= REQUIRED WORK =
Lines containing the word "Current" should be extracted in full.

= DATA ROWS =
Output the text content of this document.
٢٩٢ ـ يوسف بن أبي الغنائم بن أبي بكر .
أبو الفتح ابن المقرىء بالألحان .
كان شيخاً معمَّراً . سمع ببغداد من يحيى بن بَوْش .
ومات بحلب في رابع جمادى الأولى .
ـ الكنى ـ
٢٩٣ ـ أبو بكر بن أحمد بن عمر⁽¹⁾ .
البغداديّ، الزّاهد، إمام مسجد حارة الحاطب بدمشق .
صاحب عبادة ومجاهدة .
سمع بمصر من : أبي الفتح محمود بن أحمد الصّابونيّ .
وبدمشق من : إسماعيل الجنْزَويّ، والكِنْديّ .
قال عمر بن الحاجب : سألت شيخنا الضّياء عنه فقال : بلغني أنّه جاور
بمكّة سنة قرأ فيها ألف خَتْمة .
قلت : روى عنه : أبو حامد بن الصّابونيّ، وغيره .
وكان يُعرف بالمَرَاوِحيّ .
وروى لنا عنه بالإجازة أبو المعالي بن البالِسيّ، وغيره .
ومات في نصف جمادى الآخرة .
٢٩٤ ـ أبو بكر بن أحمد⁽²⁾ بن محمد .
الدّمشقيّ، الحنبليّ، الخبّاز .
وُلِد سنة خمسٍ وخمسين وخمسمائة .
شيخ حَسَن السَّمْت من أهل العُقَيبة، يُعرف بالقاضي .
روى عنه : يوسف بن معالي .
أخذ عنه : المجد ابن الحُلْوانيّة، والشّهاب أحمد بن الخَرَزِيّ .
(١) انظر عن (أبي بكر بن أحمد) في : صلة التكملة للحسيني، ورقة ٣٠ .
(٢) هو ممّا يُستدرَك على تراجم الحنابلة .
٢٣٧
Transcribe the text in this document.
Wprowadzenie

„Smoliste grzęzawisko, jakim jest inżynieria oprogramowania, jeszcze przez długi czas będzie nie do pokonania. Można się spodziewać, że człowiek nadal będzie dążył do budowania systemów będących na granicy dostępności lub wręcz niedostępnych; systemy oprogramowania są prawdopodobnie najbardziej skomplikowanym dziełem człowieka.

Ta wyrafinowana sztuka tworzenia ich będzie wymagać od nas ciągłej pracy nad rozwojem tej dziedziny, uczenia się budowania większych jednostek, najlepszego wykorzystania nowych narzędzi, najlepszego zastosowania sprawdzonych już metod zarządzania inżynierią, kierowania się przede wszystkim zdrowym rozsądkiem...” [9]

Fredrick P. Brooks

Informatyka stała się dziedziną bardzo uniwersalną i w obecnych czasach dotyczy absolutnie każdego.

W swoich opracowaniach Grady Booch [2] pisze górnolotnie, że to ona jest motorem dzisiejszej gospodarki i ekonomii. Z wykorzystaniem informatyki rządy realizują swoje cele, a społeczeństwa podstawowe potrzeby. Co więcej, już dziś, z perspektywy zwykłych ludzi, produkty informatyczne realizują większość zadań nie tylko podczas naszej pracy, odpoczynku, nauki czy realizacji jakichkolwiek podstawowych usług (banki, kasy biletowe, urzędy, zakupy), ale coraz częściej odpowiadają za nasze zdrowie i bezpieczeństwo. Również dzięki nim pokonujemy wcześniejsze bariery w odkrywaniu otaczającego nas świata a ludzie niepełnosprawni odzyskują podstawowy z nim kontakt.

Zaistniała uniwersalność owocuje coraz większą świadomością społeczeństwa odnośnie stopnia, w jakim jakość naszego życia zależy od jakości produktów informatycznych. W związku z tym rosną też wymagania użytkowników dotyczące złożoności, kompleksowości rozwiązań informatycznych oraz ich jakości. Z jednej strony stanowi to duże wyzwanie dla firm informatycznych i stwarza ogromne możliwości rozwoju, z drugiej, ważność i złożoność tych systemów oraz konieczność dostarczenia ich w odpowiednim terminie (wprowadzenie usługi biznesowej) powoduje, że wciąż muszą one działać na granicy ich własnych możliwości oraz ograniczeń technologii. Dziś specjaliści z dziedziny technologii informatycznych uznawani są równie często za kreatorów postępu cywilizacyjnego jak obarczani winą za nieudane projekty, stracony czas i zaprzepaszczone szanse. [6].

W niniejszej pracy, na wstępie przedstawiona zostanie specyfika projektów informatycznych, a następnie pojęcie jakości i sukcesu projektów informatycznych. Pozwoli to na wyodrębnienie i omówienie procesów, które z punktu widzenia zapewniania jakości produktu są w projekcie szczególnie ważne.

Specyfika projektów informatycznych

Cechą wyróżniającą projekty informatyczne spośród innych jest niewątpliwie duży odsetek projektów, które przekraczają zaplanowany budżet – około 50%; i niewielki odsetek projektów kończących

* * *

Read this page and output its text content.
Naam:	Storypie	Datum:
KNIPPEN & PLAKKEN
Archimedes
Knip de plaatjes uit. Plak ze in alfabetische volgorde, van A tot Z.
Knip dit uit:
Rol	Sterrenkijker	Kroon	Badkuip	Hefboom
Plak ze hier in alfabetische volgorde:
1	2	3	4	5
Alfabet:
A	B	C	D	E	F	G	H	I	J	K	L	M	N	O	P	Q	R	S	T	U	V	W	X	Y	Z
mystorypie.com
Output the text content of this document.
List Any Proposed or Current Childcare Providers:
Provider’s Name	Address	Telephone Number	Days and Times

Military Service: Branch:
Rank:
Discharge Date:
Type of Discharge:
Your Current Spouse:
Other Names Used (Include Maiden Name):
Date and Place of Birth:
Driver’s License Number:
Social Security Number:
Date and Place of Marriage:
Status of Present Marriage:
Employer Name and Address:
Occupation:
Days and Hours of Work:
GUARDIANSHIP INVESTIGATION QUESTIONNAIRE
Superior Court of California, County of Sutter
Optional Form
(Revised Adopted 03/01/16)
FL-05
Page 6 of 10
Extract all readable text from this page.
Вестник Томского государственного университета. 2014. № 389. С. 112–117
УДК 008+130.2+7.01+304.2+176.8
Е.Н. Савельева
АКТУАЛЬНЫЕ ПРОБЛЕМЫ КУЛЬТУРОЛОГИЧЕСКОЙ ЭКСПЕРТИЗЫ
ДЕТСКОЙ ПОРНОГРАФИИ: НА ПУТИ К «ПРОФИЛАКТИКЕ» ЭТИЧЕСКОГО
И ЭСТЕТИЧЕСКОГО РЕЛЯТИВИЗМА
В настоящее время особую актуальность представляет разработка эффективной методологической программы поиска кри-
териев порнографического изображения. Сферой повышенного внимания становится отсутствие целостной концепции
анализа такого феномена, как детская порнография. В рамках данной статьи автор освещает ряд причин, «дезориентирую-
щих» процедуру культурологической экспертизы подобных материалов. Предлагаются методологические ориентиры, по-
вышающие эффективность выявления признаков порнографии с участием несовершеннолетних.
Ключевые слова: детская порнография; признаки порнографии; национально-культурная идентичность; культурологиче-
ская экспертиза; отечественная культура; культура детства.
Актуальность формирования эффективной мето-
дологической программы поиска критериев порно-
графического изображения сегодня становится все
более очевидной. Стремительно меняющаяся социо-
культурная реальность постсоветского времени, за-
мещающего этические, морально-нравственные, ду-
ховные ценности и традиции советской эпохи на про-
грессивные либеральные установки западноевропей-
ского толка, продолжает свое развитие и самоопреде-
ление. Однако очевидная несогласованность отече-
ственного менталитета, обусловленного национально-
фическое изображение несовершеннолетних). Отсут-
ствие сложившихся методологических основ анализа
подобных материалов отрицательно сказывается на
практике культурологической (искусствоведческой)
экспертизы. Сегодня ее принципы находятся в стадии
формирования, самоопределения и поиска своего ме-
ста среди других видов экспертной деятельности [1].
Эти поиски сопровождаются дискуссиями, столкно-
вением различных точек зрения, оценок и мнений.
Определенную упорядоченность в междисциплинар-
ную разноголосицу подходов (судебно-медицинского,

==

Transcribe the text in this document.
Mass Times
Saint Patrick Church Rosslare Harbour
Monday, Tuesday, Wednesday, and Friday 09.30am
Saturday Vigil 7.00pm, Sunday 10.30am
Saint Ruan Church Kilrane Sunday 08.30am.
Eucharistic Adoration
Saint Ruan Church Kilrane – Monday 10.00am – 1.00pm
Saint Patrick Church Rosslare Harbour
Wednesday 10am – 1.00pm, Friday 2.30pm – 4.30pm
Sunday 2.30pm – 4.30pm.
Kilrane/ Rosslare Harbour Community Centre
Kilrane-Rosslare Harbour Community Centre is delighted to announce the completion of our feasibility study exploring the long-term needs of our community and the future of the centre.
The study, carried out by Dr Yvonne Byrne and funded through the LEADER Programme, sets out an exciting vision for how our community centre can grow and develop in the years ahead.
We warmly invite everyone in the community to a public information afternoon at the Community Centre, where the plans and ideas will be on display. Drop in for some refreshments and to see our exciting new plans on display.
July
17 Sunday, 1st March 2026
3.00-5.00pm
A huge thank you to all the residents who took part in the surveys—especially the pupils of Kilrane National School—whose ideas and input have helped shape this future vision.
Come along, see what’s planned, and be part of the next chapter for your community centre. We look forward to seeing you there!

= EXERCISE RESULT =
List Any Proposed or Current Childcare Providers:
Your Current Spouse:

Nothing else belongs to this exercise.